In the records below, find the line that contains "What data populates". Retype that line and all the lines after it through the end, leaving out the pictures.

== Listing ==

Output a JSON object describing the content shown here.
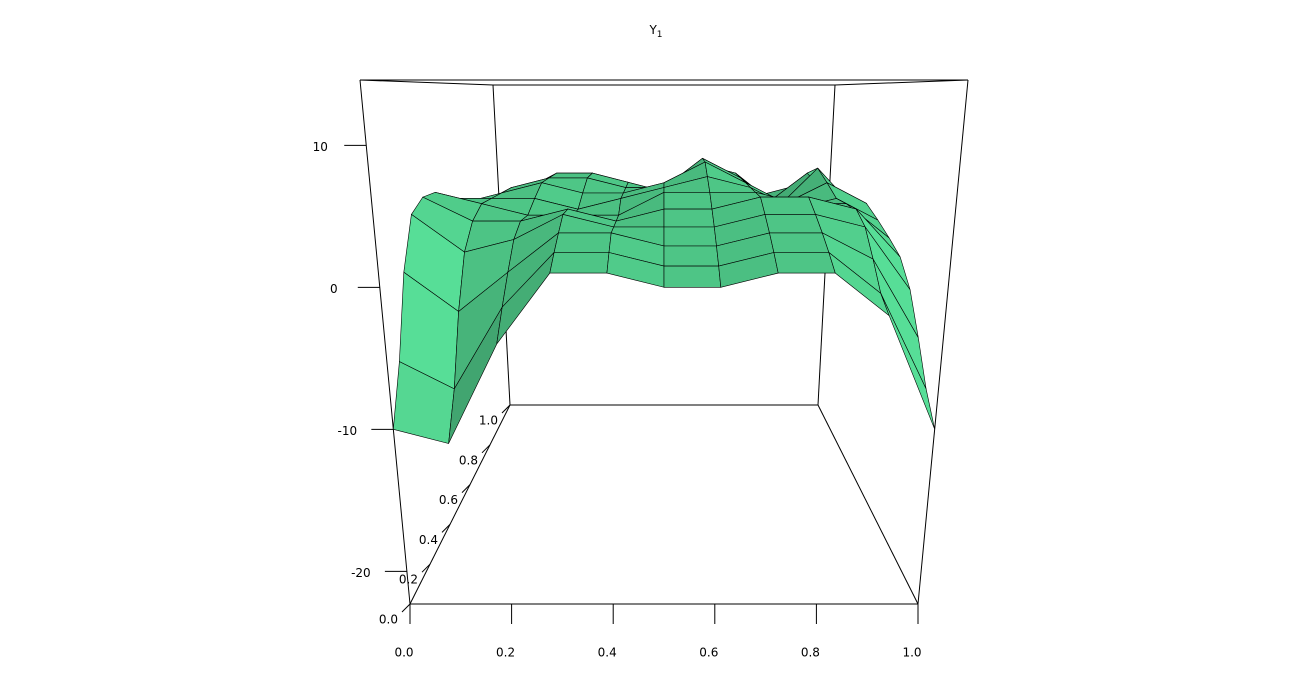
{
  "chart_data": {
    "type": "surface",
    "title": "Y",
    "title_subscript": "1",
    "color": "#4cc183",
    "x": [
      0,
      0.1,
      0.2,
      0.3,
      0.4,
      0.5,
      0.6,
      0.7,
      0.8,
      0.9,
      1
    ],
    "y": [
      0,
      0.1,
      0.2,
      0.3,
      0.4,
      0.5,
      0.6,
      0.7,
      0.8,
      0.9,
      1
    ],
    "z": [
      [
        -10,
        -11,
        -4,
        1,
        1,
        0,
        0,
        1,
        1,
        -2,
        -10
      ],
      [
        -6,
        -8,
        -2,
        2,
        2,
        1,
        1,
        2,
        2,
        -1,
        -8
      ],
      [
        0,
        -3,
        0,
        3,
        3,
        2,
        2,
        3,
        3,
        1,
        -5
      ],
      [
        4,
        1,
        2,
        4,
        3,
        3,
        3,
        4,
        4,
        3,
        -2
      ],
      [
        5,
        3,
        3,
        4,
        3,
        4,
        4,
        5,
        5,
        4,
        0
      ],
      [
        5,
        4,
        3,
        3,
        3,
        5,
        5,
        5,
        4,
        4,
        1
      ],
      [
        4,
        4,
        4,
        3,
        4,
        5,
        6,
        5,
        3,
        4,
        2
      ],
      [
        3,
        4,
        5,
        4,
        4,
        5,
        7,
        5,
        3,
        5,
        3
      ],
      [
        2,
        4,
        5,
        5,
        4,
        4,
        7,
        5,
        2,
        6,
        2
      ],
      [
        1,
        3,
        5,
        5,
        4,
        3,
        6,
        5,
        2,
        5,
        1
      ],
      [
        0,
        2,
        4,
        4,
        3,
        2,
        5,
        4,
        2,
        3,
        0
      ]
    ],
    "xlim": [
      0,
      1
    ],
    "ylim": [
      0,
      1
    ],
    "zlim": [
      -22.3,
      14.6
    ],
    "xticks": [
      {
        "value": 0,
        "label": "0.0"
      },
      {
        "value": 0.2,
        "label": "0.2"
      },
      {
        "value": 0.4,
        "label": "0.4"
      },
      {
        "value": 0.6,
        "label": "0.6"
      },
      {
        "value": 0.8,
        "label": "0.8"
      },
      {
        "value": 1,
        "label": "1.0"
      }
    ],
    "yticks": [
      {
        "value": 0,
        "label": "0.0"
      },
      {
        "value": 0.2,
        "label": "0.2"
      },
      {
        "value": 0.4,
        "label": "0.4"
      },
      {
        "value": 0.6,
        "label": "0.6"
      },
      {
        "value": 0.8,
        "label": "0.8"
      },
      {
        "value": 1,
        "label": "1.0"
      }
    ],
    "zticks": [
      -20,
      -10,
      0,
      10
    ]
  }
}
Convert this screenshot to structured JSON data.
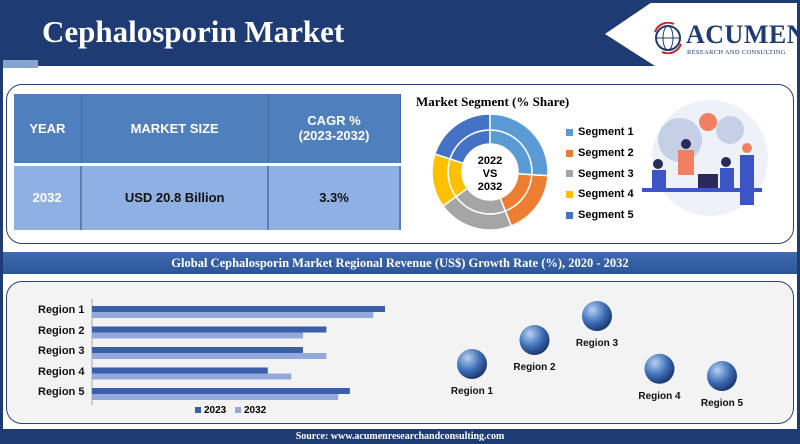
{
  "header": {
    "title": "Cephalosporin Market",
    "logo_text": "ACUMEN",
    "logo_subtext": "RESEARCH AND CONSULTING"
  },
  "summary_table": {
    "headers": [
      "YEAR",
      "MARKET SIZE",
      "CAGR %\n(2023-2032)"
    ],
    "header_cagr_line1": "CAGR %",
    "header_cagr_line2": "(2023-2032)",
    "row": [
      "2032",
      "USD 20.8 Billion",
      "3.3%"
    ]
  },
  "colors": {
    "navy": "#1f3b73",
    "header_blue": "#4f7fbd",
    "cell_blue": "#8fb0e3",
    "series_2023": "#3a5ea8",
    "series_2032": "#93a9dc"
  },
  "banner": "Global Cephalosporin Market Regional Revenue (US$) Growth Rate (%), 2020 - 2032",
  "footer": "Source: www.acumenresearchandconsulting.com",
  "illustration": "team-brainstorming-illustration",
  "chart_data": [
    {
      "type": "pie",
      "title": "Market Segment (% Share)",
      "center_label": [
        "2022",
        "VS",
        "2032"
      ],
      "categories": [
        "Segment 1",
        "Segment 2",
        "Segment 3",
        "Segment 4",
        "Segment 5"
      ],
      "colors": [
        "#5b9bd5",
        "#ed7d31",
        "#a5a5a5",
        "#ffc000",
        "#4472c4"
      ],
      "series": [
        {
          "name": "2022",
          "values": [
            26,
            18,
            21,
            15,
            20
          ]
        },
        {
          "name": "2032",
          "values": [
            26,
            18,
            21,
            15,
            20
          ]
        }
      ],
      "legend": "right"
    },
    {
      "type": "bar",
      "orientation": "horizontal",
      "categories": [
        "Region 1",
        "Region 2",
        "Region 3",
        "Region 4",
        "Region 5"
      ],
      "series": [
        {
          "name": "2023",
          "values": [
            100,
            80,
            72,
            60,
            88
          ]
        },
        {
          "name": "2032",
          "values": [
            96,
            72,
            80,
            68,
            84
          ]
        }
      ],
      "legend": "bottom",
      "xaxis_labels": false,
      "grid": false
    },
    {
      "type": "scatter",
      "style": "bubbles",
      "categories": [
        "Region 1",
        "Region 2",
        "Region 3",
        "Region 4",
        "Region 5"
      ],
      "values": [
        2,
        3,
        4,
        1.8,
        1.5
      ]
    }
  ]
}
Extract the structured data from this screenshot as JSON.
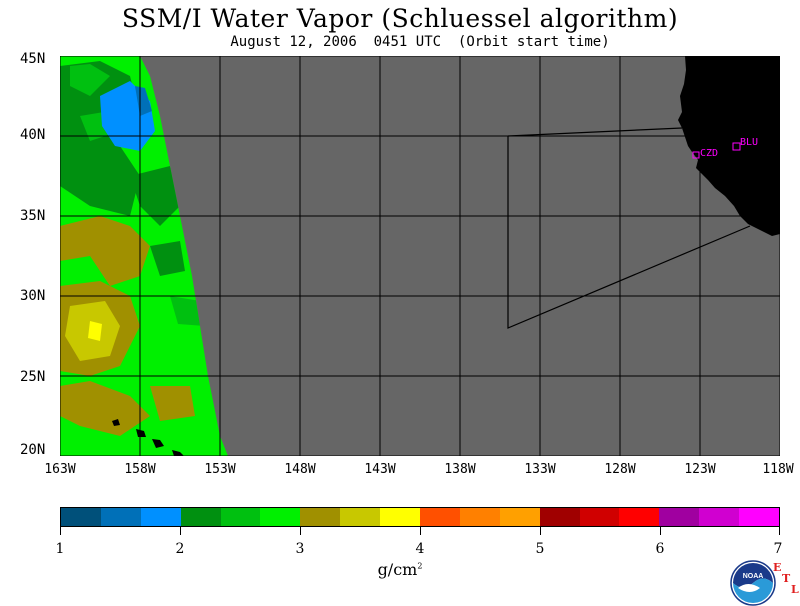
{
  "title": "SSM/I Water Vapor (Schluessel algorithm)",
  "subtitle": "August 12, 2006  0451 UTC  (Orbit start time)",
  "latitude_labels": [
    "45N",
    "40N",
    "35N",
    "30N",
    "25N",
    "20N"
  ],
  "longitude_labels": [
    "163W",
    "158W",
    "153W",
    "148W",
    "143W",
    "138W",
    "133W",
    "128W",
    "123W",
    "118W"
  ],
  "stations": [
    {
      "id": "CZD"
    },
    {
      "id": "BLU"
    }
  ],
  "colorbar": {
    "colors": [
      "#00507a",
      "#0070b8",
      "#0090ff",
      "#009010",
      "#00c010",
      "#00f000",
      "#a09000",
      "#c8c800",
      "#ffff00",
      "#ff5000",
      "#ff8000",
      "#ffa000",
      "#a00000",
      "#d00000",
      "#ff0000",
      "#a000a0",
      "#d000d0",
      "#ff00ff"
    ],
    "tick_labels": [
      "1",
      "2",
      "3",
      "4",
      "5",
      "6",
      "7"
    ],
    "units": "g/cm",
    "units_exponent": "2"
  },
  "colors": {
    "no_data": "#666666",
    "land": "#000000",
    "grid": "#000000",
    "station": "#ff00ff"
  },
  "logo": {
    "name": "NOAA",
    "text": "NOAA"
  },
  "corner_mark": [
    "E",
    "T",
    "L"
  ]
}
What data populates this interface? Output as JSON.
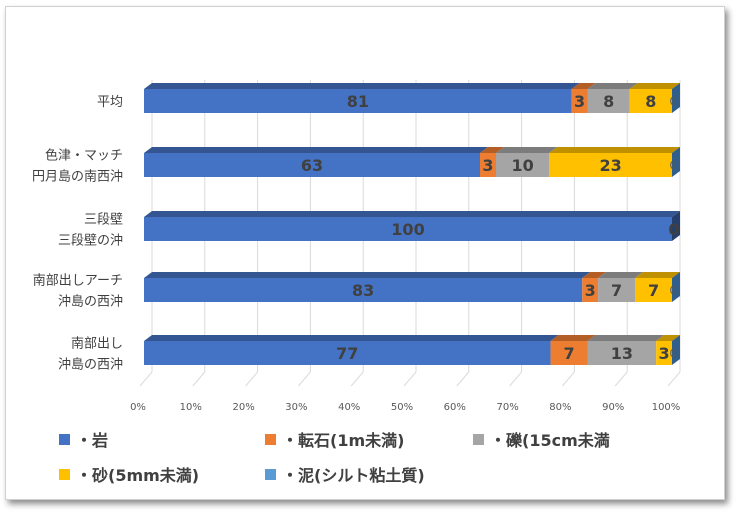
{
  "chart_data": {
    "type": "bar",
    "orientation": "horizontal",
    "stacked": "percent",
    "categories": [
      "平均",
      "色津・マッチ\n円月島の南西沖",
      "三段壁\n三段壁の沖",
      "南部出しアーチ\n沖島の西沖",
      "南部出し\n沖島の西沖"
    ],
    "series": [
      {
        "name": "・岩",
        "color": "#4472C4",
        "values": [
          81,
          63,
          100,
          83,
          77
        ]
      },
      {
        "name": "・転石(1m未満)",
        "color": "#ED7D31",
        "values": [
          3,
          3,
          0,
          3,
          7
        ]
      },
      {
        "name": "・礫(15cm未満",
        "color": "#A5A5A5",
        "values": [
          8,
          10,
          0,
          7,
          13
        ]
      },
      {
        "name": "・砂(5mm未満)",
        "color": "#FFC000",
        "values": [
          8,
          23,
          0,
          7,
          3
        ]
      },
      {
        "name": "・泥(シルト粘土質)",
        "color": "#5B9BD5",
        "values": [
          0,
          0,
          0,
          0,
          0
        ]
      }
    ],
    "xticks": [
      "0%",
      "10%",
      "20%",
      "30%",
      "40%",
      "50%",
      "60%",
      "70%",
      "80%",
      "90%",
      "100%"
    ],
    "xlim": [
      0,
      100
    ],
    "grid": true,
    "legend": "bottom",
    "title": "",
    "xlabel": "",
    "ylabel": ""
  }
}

===

**Result of the exercise**
What data populates this interface? Output as JSON.
{
  "chart_data": {
    "type": "bar",
    "orientation": "horizontal",
    "stacked": "percent",
    "categories": [
      "平均",
      "色津・マッチ\n円月島の南西沖",
      "三段壁\n三段壁の沖",
      "南部出しアーチ\n沖島の西沖",
      "南部出し\n沖島の西沖"
    ],
    "series": [
      {
        "name": "・岩",
        "color": "#4472C4",
        "values": [
          81,
          63,
          100,
          83,
          77
        ]
      },
      {
        "name": "・転石(1m未満)",
        "color": "#ED7D31",
        "values": [
          3,
          3,
          0,
          3,
          7
        ]
      },
      {
        "name": "・礫(15cm未満",
        "color": "#A5A5A5",
        "values": [
          8,
          10,
          0,
          7,
          13
        ]
      },
      {
        "name": "・砂(5mm未満)",
        "color": "#FFC000",
        "values": [
          8,
          23,
          0,
          7,
          3
        ]
      },
      {
        "name": "・泥(シルト粘土質)",
        "color": "#5B9BD5",
        "values": [
          0,
          0,
          0,
          0,
          0
        ]
      }
    ],
    "xticks": [
      "0%",
      "10%",
      "20%",
      "30%",
      "40%",
      "50%",
      "60%",
      "70%",
      "80%",
      "90%",
      "100%"
    ],
    "xlim": [
      0,
      100
    ],
    "grid": true,
    "legend": "bottom",
    "title": "",
    "xlabel": "",
    "ylabel": ""
  }
}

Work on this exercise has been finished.